EXERCISE BRIEF:
From the listing below, extract each entry exactly as written, minus the images.

Records from a collection:
◇ ◇ ◇
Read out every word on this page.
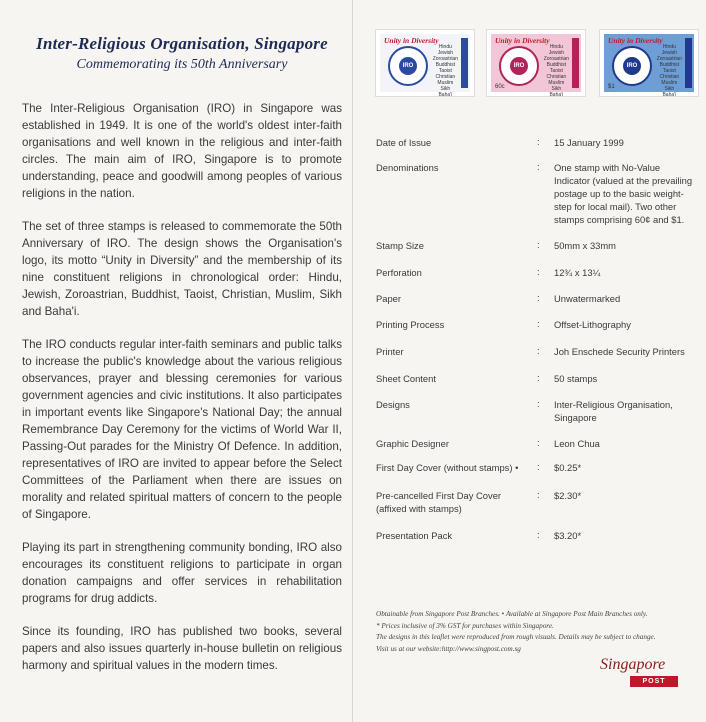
Inter-Religious Organisation, Singapore
Commemorating its 50th Anniversary

The Inter-Religious Organisation (IRO) in Singapore was established in 1949. It is one of the world's oldest inter-faith organisations and well known in the religious and inter-faith circles. The main aim of IRO, Singapore is to promote understanding, peace and goodwill among peoples of various religions in the nation.

The set of three stamps is released to commemorate the 50th Anniversary of IRO. The design shows the Organisation's logo, its motto “Unity in Diversity” and the membership of its nine constituent religions in chronological order: Hindu, Jewish, Zoroastrian, Buddhist, Taoist, Christian, Muslim, Sikh and Baha'i.

The IRO conducts regular inter-faith seminars and public talks to increase the public's knowledge about the various religious observances, prayer and blessing ceremonies for various government agencies and civic institutions. It also participates in important events like Singapore's National Day; the annual Remembrance Day Ceremony for the victims of World War II, Passing-Out parades for the Ministry Of Defence. In addition, representatives of IRO are invited to appear before the Select Committees of the Parliament when there are issues on morality and related spiritual matters of concern to the people of Singapore.

Playing its part in strengthening community bonding, IRO also encourages its constituent religions to participate in organ donation campaigns and offer services in rehabilitation programs for drug addicts.

Since its founding, IRO has published two books, several papers and also issues quarterly in-house bulletin on religious harmony and spiritual values in the modern times.

Unity in Diversity
IRO
Hindu
Jewish
Zoroastrian
Buddhist
Taoist
Christian
Muslim
Sikh
Baha'i
Unity in Diversity
IRO
Hindu
Jewish
Zoroastrian
Buddhist
Taoist
Christian
Muslim
Sikh
Baha'i
60c
Unity in Diversity
IRO
Hindu
Jewish
Zoroastrian
Buddhist
Taoist
Christian
Muslim
Sikh
Baha'i
$1
Date of Issue	: 15 January 1999
Denominations	: One stamp with No-Value Indicator (valued at the prevailing postage up to the basic weight-step for local mail). Two other stamps comprising 60¢ and $1.
Stamp Size	: 50mm x 33mm
Perforation	: 12¾ x 13¼
Paper	: Unwatermarked
Printing Process	: Offset-Lithography
Printer	: Joh Enschede Security Printers
Sheet Content	: 50 stamps
Designs	: Inter-Religious Organisation, Singapore
Graphic Designer	: Leon Chua
First Day Cover (without stamps) •	: $0.25*
Pre-cancelled First Day Cover (affixed with stamps)
: $2.30*
Presentation Pack	: $3.20*
Obtainable from Singapore Post Branches. • Available at Singapore Post Main Branches only.
* Prices inclusive of 3% GST for purchases within Singapore.
The designs in this leaflet were reproduced from rough visuals. Details may be subject to change.
Visit us at our website:http://www.singpost.com.sg
Singapore
POST
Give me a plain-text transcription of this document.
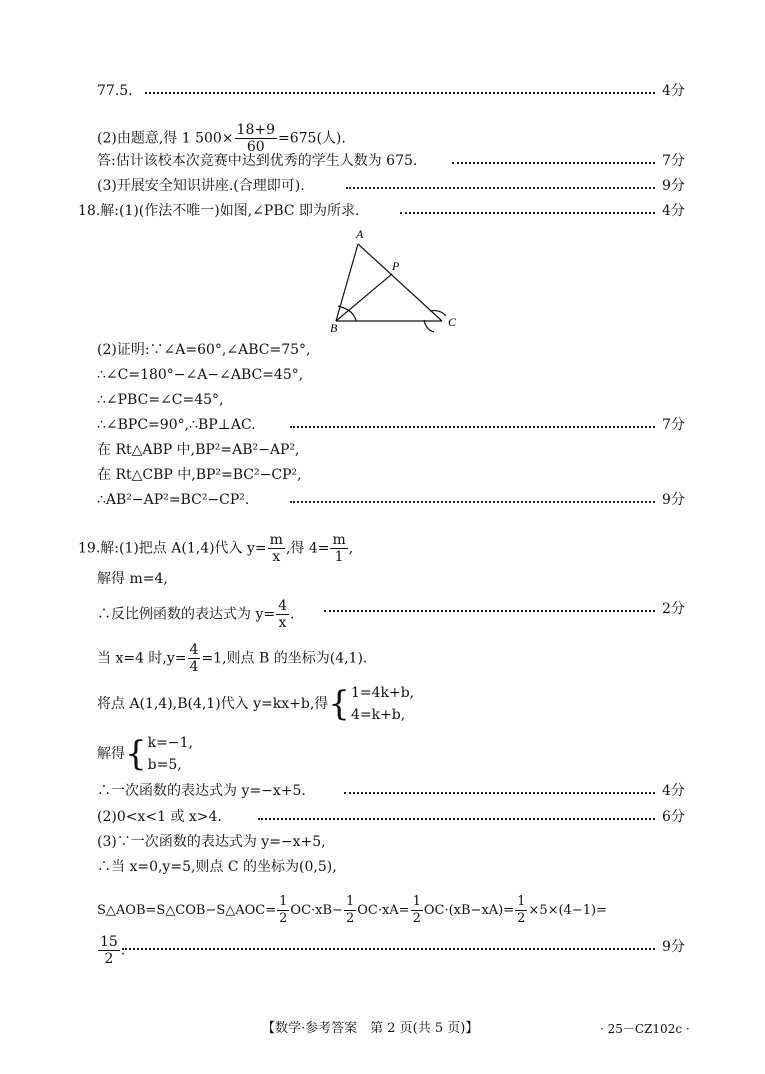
77.5.	4分
(2)由题意,得 1 $500\times \frac{18+9}{60} =675$(人).
答:估计该校本次竞赛中达到优秀的学生人数为 675.	7分
(3)开展安全知识讲座.(合理即可).	9分
18.解:(1)(作法不唯一)如图,∠PBC 即为所求.	4分
A
P
B	C
(2)证明:∵∠A=60°,∠ABC=75°,
∴∠C=180°−∠A−∠ABC=45°,
∴∠PBC=∠C=45°,
∴∠BPC=90°,∴BP⊥AC.	7分
在 Rt△ABP 中,BP²=AB²−AP²,
在 Rt△CBP 中,BP²=BC²−CP²,
∴AB²−AP²=BC²−CP².	9分
19.解:(1)把点 A(1,4)代入 $y= \frac{m}{x}$ ,得 $4= \frac{m}{1}$ ,
解得 m=4,
∴反比例函数的表达式为 $y= \frac{4}{x}$ .	2分
当 x=4 时$,y= \frac{4}{4} =1$,则点 B 的坐标为(4,1).
将点 A(1,4),B(4,1)代入 y=kx+b,得{ 1=4k+b,
4=k+b,
解得{ k=−1,
b=5,
∴一次函数的表达式为 y=−x+5.	4分
(2)0<x<1 或 x>4.	6分
(3)∵一次函数的表达式为 y=−x+5,
∴当 x=0,y=5,则点 C 的坐标为(0,5),
S△AOB=S△COB−S△AOC= $\frac{1}{2} OC\cdot xB- \frac{1}{2} OC\cdot xA= \frac{1}{2} OC\cdot(xB-xA)= \frac{1}{2} \times 5\times(4-1)=$
$\frac{15}{2}$ .	9分
【数学·参考答案　第 2 页(共 5 页)】	· 25－CZ102c ·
◇ ◇ ◇
ANSWER:
Read out every word on this page.
Inter-Religious Organisation, Singapore
Commemorating its 50th Anniversary

The Inter-Religious Organisation (IRO) in Singapore was established in 1949. It is one of the world's oldest inter-faith organisations and well known in the religious and inter-faith circles. The main aim of IRO, Singapore is to promote understanding, peace and goodwill among peoples of various religions in the nation.

The set of three stamps is released to commemorate the 50th Anniversary of IRO. The design shows the Organisation's logo, its motto “Unity in Diversity” and the membership of its nine constituent religions in chronological order: Hindu, Jewish, Zoroastrian, Buddhist, Taoist, Christian, Muslim, Sikh and Baha'i.

The IRO conducts regular inter-faith seminars and public talks to increase the public's knowledge about the various religious observances, prayer and blessing ceremonies for various government agencies and civic institutions. It also participates in important events like Singapore's National Day; the annual Remembrance Day Ceremony for the victims of World War II, Passing-Out parades for the Ministry Of Defence. In addition, representatives of IRO are invited to appear before the Select Committees of the Parliament when there are issues on morality and related spiritual matters of concern to the people of Singapore.

Playing its part in strengthening community bonding, IRO also encourages its constituent religions to participate in organ donation campaigns and offer services in rehabilitation programs for drug addicts.

Since its founding, IRO has published two books, several papers and also issues quarterly in-house bulletin on religious harmony and spiritual values in the modern times.

Unity in Diversity
IRO
Hindu
Jewish
Zoroastrian
Buddhist
Taoist
Christian
Muslim
Sikh
Baha'i
Unity in Diversity
IRO
Hindu
Jewish
Zoroastrian
Buddhist
Taoist
Christian
Muslim
Sikh
Baha'i
60c
Unity in Diversity
IRO
Hindu
Jewish
Zoroastrian
Buddhist
Taoist
Christian
Muslim
Sikh
Baha'i
$1
Date of Issue	: 15 January 1999
Denominations	: One stamp with No-Value Indicator (valued at the prevailing postage up to the basic weight-step for local mail). Two other stamps comprising 60¢ and $1.
Stamp Size	: 50mm x 33mm
Perforation	: 12¾ x 13¼
Paper	: Unwatermarked
Printing Process	: Offset-Lithography
Printer	: Joh Enschede Security Printers
Sheet Content	: 50 stamps
Designs	: Inter-Religious Organisation, Singapore
Graphic Designer	: Leon Chua
First Day Cover (without stamps) •	: $0.25*
Pre-cancelled First Day Cover (affixed with stamps)
: $2.30*
Presentation Pack	: $3.20*
Obtainable from Singapore Post Branches. • Available at Singapore Post Main Branches only.
* Prices inclusive of 3% GST for purchases within Singapore.
The designs in this leaflet were reproduced from rough visuals. Details may be subject to change.
Visit us at our website:http://www.singpost.com.sg
Singapore
POST
Give me a plain-text transcription of this document.
77.5.	4分
(2)由题意,得 1 $500\times \frac{18+9}{60} =675$(人).
答:估计该校本次竞赛中达到优秀的学生人数为 675.	7分
(3)开展安全知识讲座.(合理即可).	9分
18.解:(1)(作法不唯一)如图,∠PBC 即为所求.	4分
A
P
B	C
(2)证明:∵∠A=60°,∠ABC=75°,
∴∠C=180°−∠A−∠ABC=45°,
∴∠PBC=∠C=45°,
∴∠BPC=90°,∴BP⊥AC.	7分
在 Rt△ABP 中,BP²=AB²−AP²,
在 Rt△CBP 中,BP²=BC²−CP²,
∴AB²−AP²=BC²−CP².	9分
19.解:(1)把点 A(1,4)代入 $y= \frac{m}{x}$ ,得 $4= \frac{m}{1}$ ,
解得 m=4,
∴反比例函数的表达式为 $y= \frac{4}{x}$ .	2分
当 x=4 时$,y= \frac{4}{4} =1$,则点 B 的坐标为(4,1).
将点 A(1,4),B(4,1)代入 y=kx+b,得{ 1=4k+b,
4=k+b,
解得{ k=−1,
b=5,
∴一次函数的表达式为 y=−x+5.	4分
(2)0<x<1 或 x>4.	6分
(3)∵一次函数的表达式为 y=−x+5,
∴当 x=0,y=5,则点 C 的坐标为(0,5),
S△AOB=S△COB−S△AOC= $\frac{1}{2} OC\cdot xB- \frac{1}{2} OC\cdot xA= \frac{1}{2} OC\cdot(xB-xA)= \frac{1}{2} \times 5\times(4-1)=$
$\frac{15}{2}$ .	9分
【数学·参考答案　第 2 页(共 5 页)】	· 25－CZ102c ·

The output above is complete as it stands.